> _GIVEN INSTRUCTION_:
Only the lines from the one containing "Read all visible content and emit it as JSON." to the end of the records should be written out, exactly and with both ends included; pictures are excluded.

> _MATERIAL SHOWN_:
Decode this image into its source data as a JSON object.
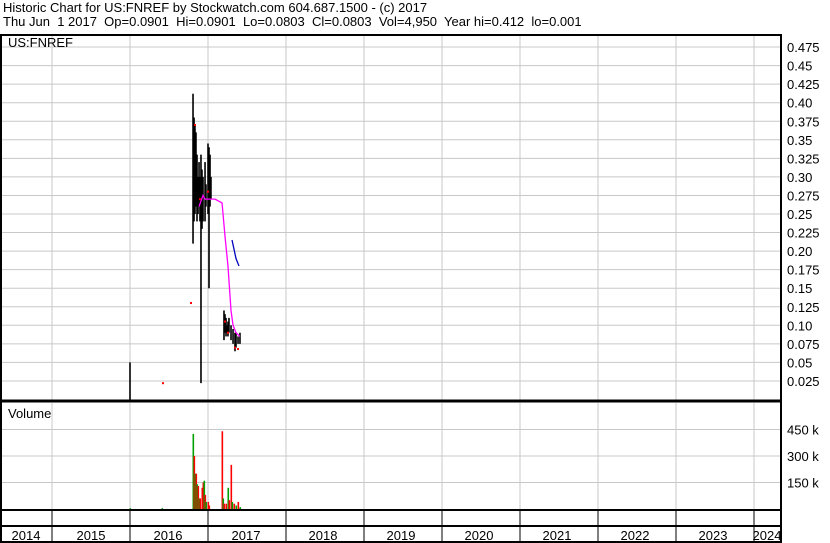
{
  "header": {
    "title": "Historic Chart for US:FNREF by Stockwatch.com 604.687.1500 - (c) 2017",
    "quote": "Thu Jun  1 2017  Op=0.0901  Hi=0.0901  Lo=0.0803  Cl=0.0803  Vol=4,950  Year hi=0.412  lo=0.001"
  },
  "chart_data": {
    "type": "bar",
    "symbol_label": "US:FNREF",
    "volume_label": "Volume",
    "price_ticks": [
      "0.025",
      "0.05",
      "0.075",
      "0.10",
      "0.125",
      "0.15",
      "0.175",
      "0.20",
      "0.225",
      "0.25",
      "0.275",
      "0.30",
      "0.325",
      "0.35",
      "0.375",
      "0.40",
      "0.425",
      "0.45",
      "0.475"
    ],
    "price_ylim": [
      0,
      0.48
    ],
    "volume_ticks": [
      "150 k",
      "300 k",
      "450 k"
    ],
    "volume_ylim": [
      0,
      600000
    ],
    "x_years": [
      "2014",
      "2015",
      "2016",
      "2017",
      "2018",
      "2019",
      "2020",
      "2021",
      "2022",
      "2023",
      "2024"
    ],
    "xlim": [
      2014.33,
      2024.35
    ],
    "price_bars": [
      [
        2016.0,
        0.05,
        0.0
      ],
      [
        2016.808,
        0.412,
        0.21
      ],
      [
        2016.821,
        0.38,
        0.24
      ],
      [
        2016.833,
        0.37,
        0.25
      ],
      [
        2016.846,
        0.36,
        0.26
      ],
      [
        2016.859,
        0.33,
        0.24
      ],
      [
        2016.872,
        0.3,
        0.25
      ],
      [
        2016.885,
        0.32,
        0.26
      ],
      [
        2016.897,
        0.3,
        0.24
      ],
      [
        2016.91,
        0.33,
        0.022
      ],
      [
        2016.923,
        0.31,
        0.23
      ],
      [
        2016.936,
        0.3,
        0.24
      ],
      [
        2016.962,
        0.32,
        0.24
      ],
      [
        2016.974,
        0.29,
        0.26
      ],
      [
        2017.0,
        0.345,
        0.25
      ],
      [
        2017.013,
        0.34,
        0.15
      ],
      [
        2017.026,
        0.33,
        0.26
      ],
      [
        2017.038,
        0.3,
        0.27
      ],
      [
        2017.205,
        0.12,
        0.08
      ],
      [
        2017.218,
        0.115,
        0.09
      ],
      [
        2017.231,
        0.11,
        0.085
      ],
      [
        2017.244,
        0.1,
        0.09
      ],
      [
        2017.256,
        0.105,
        0.085
      ],
      [
        2017.269,
        0.11,
        0.09
      ],
      [
        2017.295,
        0.1,
        0.08
      ],
      [
        2017.321,
        0.095,
        0.075
      ],
      [
        2017.346,
        0.09,
        0.065
      ],
      [
        2017.359,
        0.09,
        0.07
      ],
      [
        2017.385,
        0.085,
        0.075
      ],
      [
        2017.41,
        0.09,
        0.075
      ]
    ],
    "red_points": [
      [
        2016.782,
        0.13
      ],
      [
        2016.423,
        0.022
      ],
      [
        2016.833,
        0.37
      ],
      [
        2016.897,
        0.27
      ],
      [
        2017.0,
        0.28
      ],
      [
        2017.218,
        0.105
      ],
      [
        2017.256,
        0.09
      ],
      [
        2017.346,
        0.07
      ],
      [
        2017.385,
        0.068
      ]
    ],
    "moving_average": [
      [
        2016.885,
        0.26
      ],
      [
        2016.936,
        0.275
      ],
      [
        2016.962,
        0.27
      ],
      [
        2016.987,
        0.27
      ],
      [
        2017.026,
        0.27
      ],
      [
        2017.09,
        0.27
      ],
      [
        2017.18,
        0.265
      ],
      [
        2017.218,
        0.22
      ],
      [
        2017.256,
        0.18
      ],
      [
        2017.295,
        0.12
      ],
      [
        2017.321,
        0.1
      ],
      [
        2017.359,
        0.09
      ],
      [
        2017.41,
        0.085
      ]
    ],
    "trend_line": [
      [
        2017.308,
        0.215
      ],
      [
        2017.359,
        0.19
      ],
      [
        2017.397,
        0.18
      ]
    ],
    "volume_bars": [
      [
        2016.0,
        5000,
        "g"
      ],
      [
        2016.41,
        5000,
        "g"
      ],
      [
        2016.808,
        425000,
        "g"
      ],
      [
        2016.821,
        300000,
        "r"
      ],
      [
        2016.833,
        200000,
        "g"
      ],
      [
        2016.846,
        200000,
        "r"
      ],
      [
        2016.859,
        140000,
        "g"
      ],
      [
        2016.872,
        130000,
        "r"
      ],
      [
        2016.885,
        60000,
        "g"
      ],
      [
        2016.897,
        60000,
        "r"
      ],
      [
        2016.923,
        120000,
        "r"
      ],
      [
        2016.936,
        150000,
        "r"
      ],
      [
        2016.949,
        160000,
        "g"
      ],
      [
        2016.962,
        80000,
        "r"
      ],
      [
        2016.974,
        40000,
        "g"
      ],
      [
        2017.0,
        40000,
        "r"
      ],
      [
        2017.013,
        20000,
        "r"
      ],
      [
        2017.18,
        440000,
        "r"
      ],
      [
        2017.192,
        60000,
        "g"
      ],
      [
        2017.205,
        30000,
        "r"
      ],
      [
        2017.231,
        30000,
        "r"
      ],
      [
        2017.256,
        120000,
        "g"
      ],
      [
        2017.269,
        50000,
        "r"
      ],
      [
        2017.295,
        250000,
        "r"
      ],
      [
        2017.308,
        40000,
        "g"
      ],
      [
        2017.333,
        30000,
        "r"
      ],
      [
        2017.359,
        20000,
        "g"
      ],
      [
        2017.385,
        40000,
        "r"
      ],
      [
        2017.41,
        10000,
        "g"
      ]
    ],
    "colors": {
      "up": "#00a000",
      "down": "#ff0000",
      "ma": "#ff00ff",
      "trend": "#0000c0",
      "grid": "#c8c8c8"
    }
  }
}
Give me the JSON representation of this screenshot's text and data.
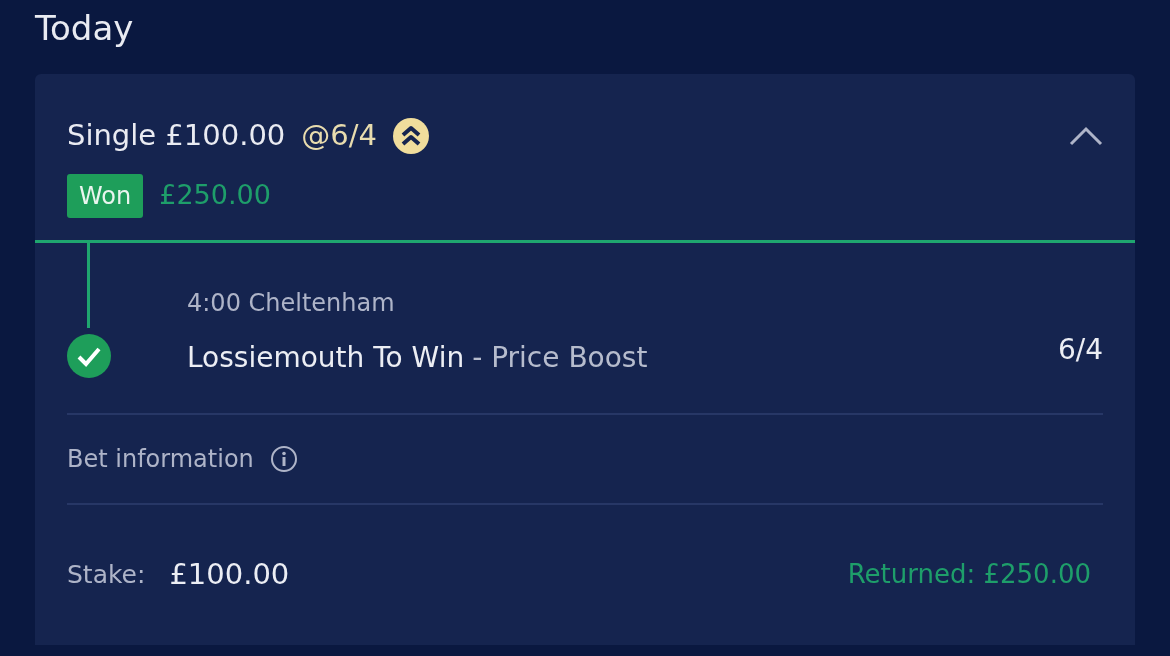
{
  "heading": "Today",
  "bet": {
    "title": "Single £100.00",
    "odds": "@6/4",
    "boosted": true,
    "expanded": true,
    "status": {
      "label": "Won",
      "kind": "won"
    },
    "return_amount": "£250.00"
  },
  "legs": [
    {
      "event": "4:00 Cheltenham",
      "selection": "Lossiemouth To Win",
      "boost_label": "- Price Boost",
      "odds": "6/4",
      "won": true
    }
  ],
  "info_label": "Bet information",
  "stake_label": "Stake:",
  "stake_value": "£100.00",
  "returned": "Returned: £250.00"
}
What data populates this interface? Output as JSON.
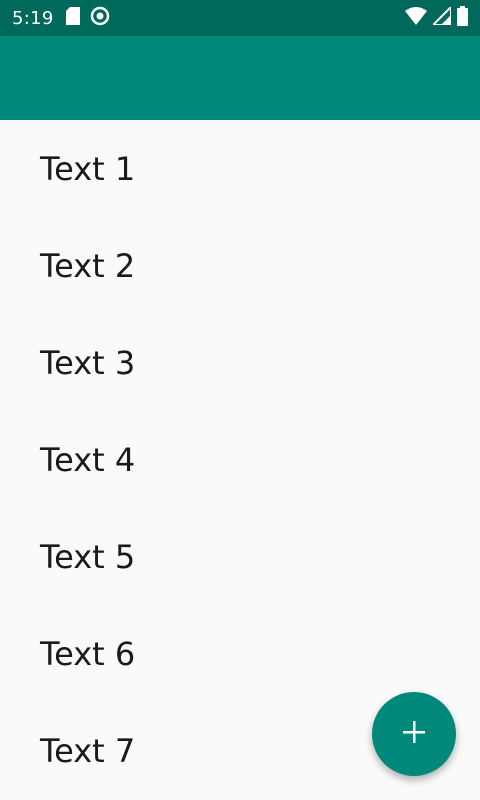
{
  "status_bar": {
    "time": "5:19",
    "icons": [
      "sd-card-icon",
      "sync-icon",
      "wifi-icon",
      "signal-icon",
      "battery-icon"
    ]
  },
  "colors": {
    "status_bar": "#00695c",
    "app_bar": "#00897b",
    "fab": "#00897b",
    "background": "#fafafa"
  },
  "list": {
    "items": [
      "Text 1",
      "Text 2",
      "Text 3",
      "Text 4",
      "Text 5",
      "Text 6",
      "Text 7"
    ]
  },
  "fab": {
    "icon": "plus-icon"
  }
}
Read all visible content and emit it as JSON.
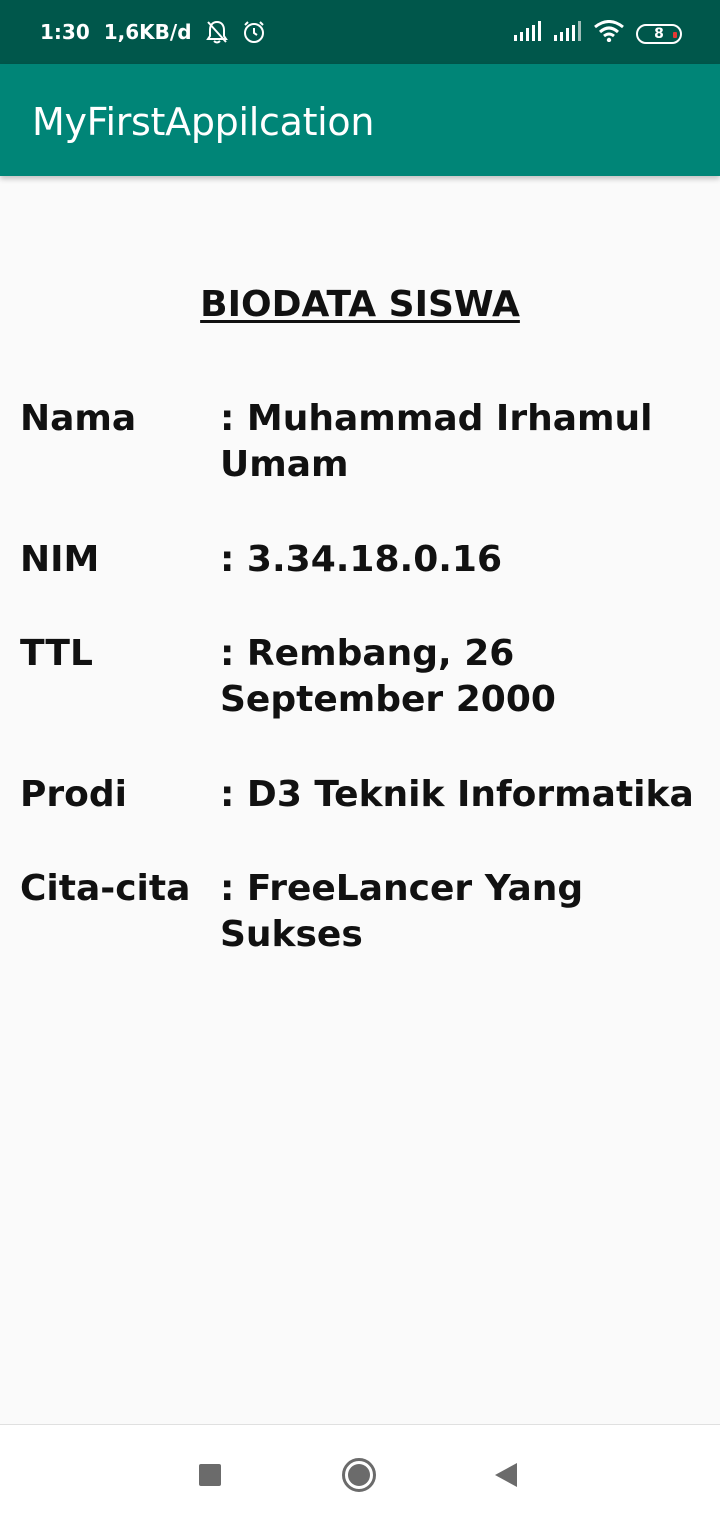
{
  "status_bar": {
    "time": "1:30",
    "data_speed": "1,6KB/d",
    "icons": [
      "bell-off-icon",
      "alarm-icon",
      "signal-icon",
      "signal-icon",
      "wifi-icon",
      "battery-icon"
    ],
    "battery_level": "8",
    "background": "#00574b"
  },
  "app_bar": {
    "title": "MyFirstAppilcation",
    "background": "#008577"
  },
  "main": {
    "heading": "BIODATA SISWA",
    "rows": [
      {
        "label": "Nama",
        "value": ": Muhammad Irhamul Umam"
      },
      {
        "label": "NIM",
        "value": ": 3.34.18.0.16"
      },
      {
        "label": "TTL",
        "value": ": Rembang, 26 September 2000"
      },
      {
        "label": "Prodi",
        "value": ": D3 Teknik Informatika"
      },
      {
        "label": "Cita-cita",
        "value": ": FreeLancer Yang Sukses"
      }
    ]
  },
  "nav_bar": {
    "buttons": [
      "recents-button",
      "home-button",
      "back-button"
    ]
  }
}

> _THE ANSWER_:
Read all visible content and emit it as JSON.
{
  "status_bar": {
    "time": "1:30",
    "data_speed": "1,6KB/d",
    "icons": [
      "bell-off-icon",
      "alarm-icon",
      "signal-icon",
      "signal-icon",
      "wifi-icon",
      "battery-icon"
    ],
    "battery_level": "8",
    "background": "#00574b"
  },
  "app_bar": {
    "title": "MyFirstAppilcation",
    "background": "#008577"
  },
  "main": {
    "heading": "BIODATA SISWA",
    "rows": [
      {
        "label": "Nama",
        "value": ": Muhammad Irhamul Umam"
      },
      {
        "label": "NIM",
        "value": ": 3.34.18.0.16"
      },
      {
        "label": "TTL",
        "value": ": Rembang, 26 September 2000"
      },
      {
        "label": "Prodi",
        "value": ": D3 Teknik Informatika"
      },
      {
        "label": "Cita-cita",
        "value": ": FreeLancer Yang Sukses"
      }
    ]
  },
  "nav_bar": {
    "buttons": [
      "recents-button",
      "home-button",
      "back-button"
    ]
  }
}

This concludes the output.